>> start Provided entries

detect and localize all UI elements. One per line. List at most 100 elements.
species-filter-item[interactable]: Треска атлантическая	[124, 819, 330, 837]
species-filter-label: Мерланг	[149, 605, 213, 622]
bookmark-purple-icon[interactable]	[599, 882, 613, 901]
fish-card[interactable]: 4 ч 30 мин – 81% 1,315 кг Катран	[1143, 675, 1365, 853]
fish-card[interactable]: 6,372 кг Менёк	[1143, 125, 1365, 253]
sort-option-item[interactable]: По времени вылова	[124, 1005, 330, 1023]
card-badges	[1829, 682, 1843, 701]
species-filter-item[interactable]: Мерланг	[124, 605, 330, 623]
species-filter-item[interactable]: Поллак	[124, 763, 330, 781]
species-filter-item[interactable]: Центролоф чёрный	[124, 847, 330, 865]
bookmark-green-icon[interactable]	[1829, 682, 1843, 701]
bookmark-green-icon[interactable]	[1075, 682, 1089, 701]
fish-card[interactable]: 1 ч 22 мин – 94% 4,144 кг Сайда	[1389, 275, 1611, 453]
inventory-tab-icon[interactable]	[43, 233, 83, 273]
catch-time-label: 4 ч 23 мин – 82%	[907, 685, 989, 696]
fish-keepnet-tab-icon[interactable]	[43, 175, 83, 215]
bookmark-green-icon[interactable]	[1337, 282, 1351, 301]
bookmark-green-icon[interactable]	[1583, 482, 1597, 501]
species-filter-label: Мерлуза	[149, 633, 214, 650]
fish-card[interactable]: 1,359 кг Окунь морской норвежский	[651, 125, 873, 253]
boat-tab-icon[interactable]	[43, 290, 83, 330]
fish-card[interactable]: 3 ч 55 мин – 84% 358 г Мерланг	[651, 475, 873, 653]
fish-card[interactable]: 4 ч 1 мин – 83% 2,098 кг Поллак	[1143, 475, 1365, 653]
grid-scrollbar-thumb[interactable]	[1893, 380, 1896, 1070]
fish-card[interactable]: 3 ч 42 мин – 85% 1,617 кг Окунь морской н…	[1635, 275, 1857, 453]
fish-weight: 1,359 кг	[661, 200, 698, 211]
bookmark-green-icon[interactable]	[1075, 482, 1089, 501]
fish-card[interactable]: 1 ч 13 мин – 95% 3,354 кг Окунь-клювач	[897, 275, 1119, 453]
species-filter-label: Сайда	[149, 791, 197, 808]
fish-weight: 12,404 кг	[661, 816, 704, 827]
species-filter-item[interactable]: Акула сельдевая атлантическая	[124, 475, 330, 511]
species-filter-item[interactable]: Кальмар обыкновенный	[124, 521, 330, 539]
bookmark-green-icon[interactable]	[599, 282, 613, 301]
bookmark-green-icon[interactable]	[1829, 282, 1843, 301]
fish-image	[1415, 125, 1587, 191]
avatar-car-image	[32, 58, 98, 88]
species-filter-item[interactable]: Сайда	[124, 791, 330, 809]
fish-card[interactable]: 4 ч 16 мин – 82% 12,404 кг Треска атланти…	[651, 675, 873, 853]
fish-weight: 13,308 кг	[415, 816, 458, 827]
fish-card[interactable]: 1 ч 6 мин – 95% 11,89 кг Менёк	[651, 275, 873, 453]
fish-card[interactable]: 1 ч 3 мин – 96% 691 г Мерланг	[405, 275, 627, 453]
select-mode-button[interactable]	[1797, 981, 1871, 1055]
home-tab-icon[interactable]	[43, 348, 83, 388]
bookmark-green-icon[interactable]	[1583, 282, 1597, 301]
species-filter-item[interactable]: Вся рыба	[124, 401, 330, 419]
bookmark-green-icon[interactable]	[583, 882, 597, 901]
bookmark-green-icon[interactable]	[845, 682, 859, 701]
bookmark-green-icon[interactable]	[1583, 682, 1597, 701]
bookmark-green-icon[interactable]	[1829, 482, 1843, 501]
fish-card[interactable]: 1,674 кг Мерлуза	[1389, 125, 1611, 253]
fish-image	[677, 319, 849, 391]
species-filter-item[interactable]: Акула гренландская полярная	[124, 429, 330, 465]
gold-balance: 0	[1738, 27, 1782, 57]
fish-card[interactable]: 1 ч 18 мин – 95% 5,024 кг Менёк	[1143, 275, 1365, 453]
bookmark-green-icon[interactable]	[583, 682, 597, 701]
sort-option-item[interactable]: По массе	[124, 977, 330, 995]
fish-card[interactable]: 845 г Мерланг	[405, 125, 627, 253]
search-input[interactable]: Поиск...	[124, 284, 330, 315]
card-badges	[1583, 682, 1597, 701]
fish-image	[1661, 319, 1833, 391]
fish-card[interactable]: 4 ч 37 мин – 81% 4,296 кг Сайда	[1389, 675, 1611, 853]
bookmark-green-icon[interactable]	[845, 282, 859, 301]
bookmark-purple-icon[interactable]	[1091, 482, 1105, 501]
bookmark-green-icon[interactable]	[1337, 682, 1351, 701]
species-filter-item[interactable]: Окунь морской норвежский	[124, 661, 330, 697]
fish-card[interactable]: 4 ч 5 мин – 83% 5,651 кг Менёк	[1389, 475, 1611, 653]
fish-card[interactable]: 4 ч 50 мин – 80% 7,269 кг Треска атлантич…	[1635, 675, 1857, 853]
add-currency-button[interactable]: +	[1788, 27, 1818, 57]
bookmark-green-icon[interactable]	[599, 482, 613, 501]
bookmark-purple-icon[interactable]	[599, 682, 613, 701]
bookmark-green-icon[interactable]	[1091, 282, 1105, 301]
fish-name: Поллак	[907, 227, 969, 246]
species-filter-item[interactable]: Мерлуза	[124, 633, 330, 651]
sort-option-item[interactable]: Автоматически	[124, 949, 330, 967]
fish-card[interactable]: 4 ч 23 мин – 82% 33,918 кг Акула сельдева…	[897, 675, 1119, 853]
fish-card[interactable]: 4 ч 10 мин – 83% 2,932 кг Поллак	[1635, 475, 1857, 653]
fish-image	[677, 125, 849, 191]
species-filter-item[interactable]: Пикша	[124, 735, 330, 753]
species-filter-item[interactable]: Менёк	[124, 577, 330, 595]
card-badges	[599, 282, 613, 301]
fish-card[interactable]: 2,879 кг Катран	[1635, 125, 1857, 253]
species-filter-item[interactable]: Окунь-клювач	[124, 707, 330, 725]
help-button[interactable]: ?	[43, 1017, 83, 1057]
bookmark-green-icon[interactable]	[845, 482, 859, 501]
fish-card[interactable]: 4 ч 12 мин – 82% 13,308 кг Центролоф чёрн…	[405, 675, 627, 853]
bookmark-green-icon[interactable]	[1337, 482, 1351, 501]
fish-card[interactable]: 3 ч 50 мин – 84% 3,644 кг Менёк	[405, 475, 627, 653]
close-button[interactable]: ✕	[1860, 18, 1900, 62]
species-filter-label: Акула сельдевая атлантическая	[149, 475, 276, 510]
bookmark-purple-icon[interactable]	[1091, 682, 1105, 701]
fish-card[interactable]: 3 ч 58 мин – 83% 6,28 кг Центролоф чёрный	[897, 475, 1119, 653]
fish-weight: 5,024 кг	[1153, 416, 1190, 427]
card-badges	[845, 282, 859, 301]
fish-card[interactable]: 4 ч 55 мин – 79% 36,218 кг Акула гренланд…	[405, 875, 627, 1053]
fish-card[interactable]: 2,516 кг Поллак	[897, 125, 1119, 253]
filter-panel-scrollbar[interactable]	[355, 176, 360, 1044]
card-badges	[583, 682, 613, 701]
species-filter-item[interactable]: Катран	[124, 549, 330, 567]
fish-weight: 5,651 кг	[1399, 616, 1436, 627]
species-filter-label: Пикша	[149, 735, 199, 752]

>> end Provided entries

* **Problem to solve**:
Report every line of the material above that contains the string "sort".

* **Final result**:
sort-option-item[interactable]: По времени вылова	[124, 1005, 330, 1023]
sort-option-item[interactable]: По массе	[124, 977, 330, 995]
sort-option-item[interactable]: Автоматически	[124, 949, 330, 967]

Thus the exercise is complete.